- Tareas a realizar:
a: Copia tal cual del texto sobre las dos vertientes de la filosofía todo lo que va desde "Ellos me interesan" hasta "cogito ergo sum.", ambos incluidos.
b: Pon en una lista JSON de cadenas, una por línea y sin las líneas en blanco, todo lo que hay en los registros desde el comienzo hasta la línea que contiene "- table-cell[interactable]: dmsys: [9, 272, 63, 288]", incluida esa línea.

- Texto dado:
Desde un punto de vista se podría decir que hay dos grandes vertientes de la historia de la filosofía: los reformistas y los heterodoxos. Digo «reformistas» porque pensar en un filósofo ortodoxo es un contrasentido.
Las vertientes se separan por las intenciones de sus obras. Mientras los reformistas se empeñan en buscar soluciones a los problemas filosóficos; los heterodoxos refutan las respuestas y muestran los errores confinados en ellos. No se falta a la verdad cuando decimos que los heterodoxos disfrutan de encontrar problemas, no de resolverlos.
Podemos encontrar grandes reformistas en Aristóteles, San Agustín, Santo Tomás, Descartes, Kant o Husserl.
Ellos me interesan porque aprendemos más cuando leemos a quienes pueden mostrarnos las génesis y reformas paulatinas de la Realidad, que cuando simplemente leemos a quienes no suponen desafíos, aquellos con quienes podemos estar de acuerdo.
El método cartesiano anuncia el célebre «pienso, luego existo» como la piedra de toque para la edificación del conocimiento y el escape a la duda infinita. Aunque el genio maligno nos confundiera de las maneras más diabólicas, sería imposible que dedujéramos una cosa diferente al cogito ergo sum.

- Extractos de registros:

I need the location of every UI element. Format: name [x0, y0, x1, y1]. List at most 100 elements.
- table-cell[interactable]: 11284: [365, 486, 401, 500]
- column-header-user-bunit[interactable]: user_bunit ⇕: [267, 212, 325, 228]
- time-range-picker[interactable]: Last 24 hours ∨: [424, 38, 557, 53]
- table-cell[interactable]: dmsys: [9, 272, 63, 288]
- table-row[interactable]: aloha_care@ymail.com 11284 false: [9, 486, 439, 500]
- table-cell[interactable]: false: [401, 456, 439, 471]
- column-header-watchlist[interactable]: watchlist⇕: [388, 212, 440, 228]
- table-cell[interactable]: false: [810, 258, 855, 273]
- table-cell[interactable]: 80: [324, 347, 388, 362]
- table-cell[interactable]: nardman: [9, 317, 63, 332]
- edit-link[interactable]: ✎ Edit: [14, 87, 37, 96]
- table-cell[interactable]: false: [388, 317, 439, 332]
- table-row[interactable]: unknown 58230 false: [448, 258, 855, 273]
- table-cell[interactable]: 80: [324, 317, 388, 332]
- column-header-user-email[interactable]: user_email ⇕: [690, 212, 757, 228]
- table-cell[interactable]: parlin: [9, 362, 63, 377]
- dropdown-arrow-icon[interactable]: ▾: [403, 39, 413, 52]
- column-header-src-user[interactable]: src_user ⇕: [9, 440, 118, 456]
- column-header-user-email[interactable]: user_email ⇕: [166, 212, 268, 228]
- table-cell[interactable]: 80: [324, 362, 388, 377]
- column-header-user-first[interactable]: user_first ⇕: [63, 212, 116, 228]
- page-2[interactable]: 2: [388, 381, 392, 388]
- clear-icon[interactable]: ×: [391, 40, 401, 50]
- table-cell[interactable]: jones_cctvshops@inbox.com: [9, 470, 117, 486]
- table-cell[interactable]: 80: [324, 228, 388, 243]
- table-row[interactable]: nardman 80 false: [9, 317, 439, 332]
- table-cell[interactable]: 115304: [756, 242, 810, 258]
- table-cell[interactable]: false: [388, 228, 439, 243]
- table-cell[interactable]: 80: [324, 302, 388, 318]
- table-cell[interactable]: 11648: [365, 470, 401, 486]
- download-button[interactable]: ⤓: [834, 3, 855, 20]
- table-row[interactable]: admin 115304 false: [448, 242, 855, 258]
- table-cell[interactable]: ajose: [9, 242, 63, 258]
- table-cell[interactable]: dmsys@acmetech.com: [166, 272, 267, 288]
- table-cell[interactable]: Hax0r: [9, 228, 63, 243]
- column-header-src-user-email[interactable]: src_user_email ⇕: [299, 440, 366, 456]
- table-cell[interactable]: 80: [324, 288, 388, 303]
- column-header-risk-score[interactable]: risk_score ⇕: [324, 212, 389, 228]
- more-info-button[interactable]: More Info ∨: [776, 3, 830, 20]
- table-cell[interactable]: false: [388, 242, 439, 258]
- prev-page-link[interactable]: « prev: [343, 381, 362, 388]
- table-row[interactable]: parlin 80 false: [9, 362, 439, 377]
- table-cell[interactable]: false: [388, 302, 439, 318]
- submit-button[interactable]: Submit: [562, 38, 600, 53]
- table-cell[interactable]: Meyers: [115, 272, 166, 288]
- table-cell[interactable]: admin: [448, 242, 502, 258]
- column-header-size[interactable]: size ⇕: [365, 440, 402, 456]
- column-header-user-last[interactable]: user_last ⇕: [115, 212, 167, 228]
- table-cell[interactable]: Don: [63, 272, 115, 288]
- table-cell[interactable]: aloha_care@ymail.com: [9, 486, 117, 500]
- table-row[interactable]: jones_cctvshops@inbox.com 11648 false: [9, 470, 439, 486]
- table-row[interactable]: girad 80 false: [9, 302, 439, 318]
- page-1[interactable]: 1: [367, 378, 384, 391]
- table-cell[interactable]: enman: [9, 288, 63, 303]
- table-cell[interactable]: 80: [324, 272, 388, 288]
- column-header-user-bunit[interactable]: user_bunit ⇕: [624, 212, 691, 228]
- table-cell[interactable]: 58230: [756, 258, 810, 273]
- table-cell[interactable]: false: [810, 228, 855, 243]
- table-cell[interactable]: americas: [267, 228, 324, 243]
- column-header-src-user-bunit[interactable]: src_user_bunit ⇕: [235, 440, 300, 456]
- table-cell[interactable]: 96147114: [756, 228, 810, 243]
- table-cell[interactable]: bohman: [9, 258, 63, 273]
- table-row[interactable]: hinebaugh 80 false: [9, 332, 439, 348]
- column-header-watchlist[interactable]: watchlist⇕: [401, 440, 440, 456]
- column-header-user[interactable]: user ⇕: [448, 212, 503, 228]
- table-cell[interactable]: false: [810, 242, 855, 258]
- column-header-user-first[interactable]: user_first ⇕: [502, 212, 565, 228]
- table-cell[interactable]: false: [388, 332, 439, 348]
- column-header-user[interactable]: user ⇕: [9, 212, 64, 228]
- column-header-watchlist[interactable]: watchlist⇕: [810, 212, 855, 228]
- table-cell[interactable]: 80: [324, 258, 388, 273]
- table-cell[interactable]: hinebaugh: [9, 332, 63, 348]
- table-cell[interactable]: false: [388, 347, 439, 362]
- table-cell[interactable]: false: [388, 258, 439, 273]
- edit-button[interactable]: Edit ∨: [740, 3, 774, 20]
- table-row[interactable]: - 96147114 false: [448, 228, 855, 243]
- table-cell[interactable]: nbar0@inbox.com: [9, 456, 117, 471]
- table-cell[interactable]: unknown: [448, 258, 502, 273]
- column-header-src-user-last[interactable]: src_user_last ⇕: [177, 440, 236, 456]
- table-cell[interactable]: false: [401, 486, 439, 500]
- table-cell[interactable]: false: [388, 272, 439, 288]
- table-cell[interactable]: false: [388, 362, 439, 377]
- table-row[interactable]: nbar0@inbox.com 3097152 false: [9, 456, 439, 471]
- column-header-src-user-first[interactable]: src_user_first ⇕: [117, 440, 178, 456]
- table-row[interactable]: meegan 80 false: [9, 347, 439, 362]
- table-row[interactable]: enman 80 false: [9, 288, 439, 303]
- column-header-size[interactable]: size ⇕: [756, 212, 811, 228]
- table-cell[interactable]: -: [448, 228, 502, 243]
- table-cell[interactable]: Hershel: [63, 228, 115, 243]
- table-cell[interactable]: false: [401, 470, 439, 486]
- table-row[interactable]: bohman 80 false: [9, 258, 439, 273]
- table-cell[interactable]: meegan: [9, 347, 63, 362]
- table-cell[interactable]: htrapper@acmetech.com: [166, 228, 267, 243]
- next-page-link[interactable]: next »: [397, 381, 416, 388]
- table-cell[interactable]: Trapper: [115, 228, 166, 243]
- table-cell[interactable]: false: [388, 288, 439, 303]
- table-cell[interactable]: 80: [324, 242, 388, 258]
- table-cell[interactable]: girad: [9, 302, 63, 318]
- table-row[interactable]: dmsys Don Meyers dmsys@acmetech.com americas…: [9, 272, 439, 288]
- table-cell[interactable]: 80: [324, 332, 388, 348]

- Las respuestas:
a:
Ellos me interesan porque aprendemos más cuando leemos a quienes pueden mostrarnos las génesis y reformas paulatinas de la Realidad, que cuando simplemente leemos a quienes no suponen desafíos, aquellos con quienes podemos estar de acuerdo.
El método cartesiano anuncia el célebre «pienso, luego existo» como la piedra de toque para la edificación del conocimiento y el escape a la duda infinita. Aunque el genio maligno nos confundiera de las maneras más diabólicas, sería imposible que dedujéramos una cosa diferente al cogito ergo sum.

b:
[
  "I need the location of every UI element. Format: name [x0, y0, x1, y1]. List at most 100 elements.",
  "- table-cell[interactable]: 11284: [365, 486, 401, 500]",
  "- column-header-user-bunit[interactable]: user_bunit ⇕: [267, 212, 325, 228]",
  "- time-range-picker[interactable]: Last 24 hours ∨: [424, 38, 557, 53]",
  "- table-cell[interactable]: dmsys: [9, 272, 63, 288]"
]